[Data entries]
-------
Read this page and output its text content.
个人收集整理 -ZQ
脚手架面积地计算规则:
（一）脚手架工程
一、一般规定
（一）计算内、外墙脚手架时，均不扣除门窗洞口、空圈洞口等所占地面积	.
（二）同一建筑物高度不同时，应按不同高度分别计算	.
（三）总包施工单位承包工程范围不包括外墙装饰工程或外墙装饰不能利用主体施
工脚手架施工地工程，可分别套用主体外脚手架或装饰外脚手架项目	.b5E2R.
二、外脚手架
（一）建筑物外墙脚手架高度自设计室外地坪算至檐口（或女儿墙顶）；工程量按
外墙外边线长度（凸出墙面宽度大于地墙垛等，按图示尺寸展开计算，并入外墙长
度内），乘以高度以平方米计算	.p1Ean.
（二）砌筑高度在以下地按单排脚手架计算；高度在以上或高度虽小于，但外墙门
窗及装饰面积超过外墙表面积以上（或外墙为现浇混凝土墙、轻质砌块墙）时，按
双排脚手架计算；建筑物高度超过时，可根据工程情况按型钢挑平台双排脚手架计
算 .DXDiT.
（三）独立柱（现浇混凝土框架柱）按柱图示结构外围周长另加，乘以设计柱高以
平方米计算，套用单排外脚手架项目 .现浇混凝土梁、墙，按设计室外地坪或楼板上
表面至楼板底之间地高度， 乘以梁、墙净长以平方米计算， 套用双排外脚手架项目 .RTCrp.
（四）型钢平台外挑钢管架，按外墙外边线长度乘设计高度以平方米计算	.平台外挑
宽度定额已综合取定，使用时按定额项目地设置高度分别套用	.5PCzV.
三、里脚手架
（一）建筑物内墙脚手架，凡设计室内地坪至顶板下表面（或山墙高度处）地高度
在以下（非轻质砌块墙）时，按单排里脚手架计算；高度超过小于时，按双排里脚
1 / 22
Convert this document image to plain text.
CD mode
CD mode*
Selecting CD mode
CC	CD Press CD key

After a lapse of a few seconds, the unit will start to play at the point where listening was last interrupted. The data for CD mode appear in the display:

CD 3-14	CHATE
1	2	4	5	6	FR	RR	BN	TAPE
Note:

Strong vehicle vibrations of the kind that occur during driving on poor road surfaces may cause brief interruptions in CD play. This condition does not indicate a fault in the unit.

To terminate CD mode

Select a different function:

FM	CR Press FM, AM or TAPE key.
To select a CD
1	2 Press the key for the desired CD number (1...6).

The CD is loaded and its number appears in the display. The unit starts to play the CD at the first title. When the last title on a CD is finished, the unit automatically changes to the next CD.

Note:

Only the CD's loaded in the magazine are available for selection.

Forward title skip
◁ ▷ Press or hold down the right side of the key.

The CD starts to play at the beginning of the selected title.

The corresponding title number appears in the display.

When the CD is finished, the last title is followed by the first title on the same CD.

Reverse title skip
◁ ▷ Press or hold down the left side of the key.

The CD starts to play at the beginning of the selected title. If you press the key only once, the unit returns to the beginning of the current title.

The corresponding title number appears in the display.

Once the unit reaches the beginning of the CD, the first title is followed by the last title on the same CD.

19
-------
Repeat all of the entries exactly.

Read this page and output its text content.
个人收集整理 -ZQ
脚手架面积地计算规则:
（一）脚手架工程
一、一般规定
（一）计算内、外墙脚手架时，均不扣除门窗洞口、空圈洞口等所占地面积	.
（二）同一建筑物高度不同时，应按不同高度分别计算	.
（三）总包施工单位承包工程范围不包括外墙装饰工程或外墙装饰不能利用主体施
工脚手架施工地工程，可分别套用主体外脚手架或装饰外脚手架项目	.b5E2R.
二、外脚手架
（一）建筑物外墙脚手架高度自设计室外地坪算至檐口（或女儿墙顶）；工程量按
外墙外边线长度（凸出墙面宽度大于地墙垛等，按图示尺寸展开计算，并入外墙长
度内），乘以高度以平方米计算	.p1Ean.
（二）砌筑高度在以下地按单排脚手架计算；高度在以上或高度虽小于，但外墙门
窗及装饰面积超过外墙表面积以上（或外墙为现浇混凝土墙、轻质砌块墙）时，按
双排脚手架计算；建筑物高度超过时，可根据工程情况按型钢挑平台双排脚手架计
算 .DXDiT.
（三）独立柱（现浇混凝土框架柱）按柱图示结构外围周长另加，乘以设计柱高以
平方米计算，套用单排外脚手架项目 .现浇混凝土梁、墙，按设计室外地坪或楼板上
表面至楼板底之间地高度， 乘以梁、墙净长以平方米计算， 套用双排外脚手架项目 .RTCrp.
（四）型钢平台外挑钢管架，按外墙外边线长度乘设计高度以平方米计算	.平台外挑
宽度定额已综合取定，使用时按定额项目地设置高度分别套用	.5PCzV.
三、里脚手架
（一）建筑物内墙脚手架，凡设计室内地坪至顶板下表面（或山墙高度处）地高度
在以下（非轻质砌块墙）时，按单排里脚手架计算；高度超过小于时，按双排里脚
1 / 22
Convert this document image to plain text.
CD mode
CD mode*
Selecting CD mode
CC	CD Press CD key

After a lapse of a few seconds, the unit will start to play at the point where listening was last interrupted. The data for CD mode appear in the display:

CD 3-14	CHATE
1	2	4	5	6	FR	RR	BN	TAPE
Note:

Strong vehicle vibrations of the kind that occur during driving on poor road surfaces may cause brief interruptions in CD play. This condition does not indicate a fault in the unit.

To terminate CD mode

Select a different function:

FM	CR Press FM, AM or TAPE key.
To select a CD
1	2 Press the key for the desired CD number (1...6).

The CD is loaded and its number appears in the display. The unit starts to play the CD at the first title. When the last title on a CD is finished, the unit automatically changes to the next CD.

Note:

Only the CD's loaded in the magazine are available for selection.

Forward title skip
◁ ▷ Press or hold down the right side of the key.

The CD starts to play at the beginning of the selected title.

The corresponding title number appears in the display.

When the CD is finished, the last title is followed by the first title on the same CD.

Reverse title skip
◁ ▷ Press or hold down the left side of the key.

The CD starts to play at the beginning of the selected title. If you press the key only once, the unit returns to the beginning of the current title.

The corresponding title number appears in the display.

Once the unit reaches the beginning of the CD, the first title is followed by the last title on the same CD.

19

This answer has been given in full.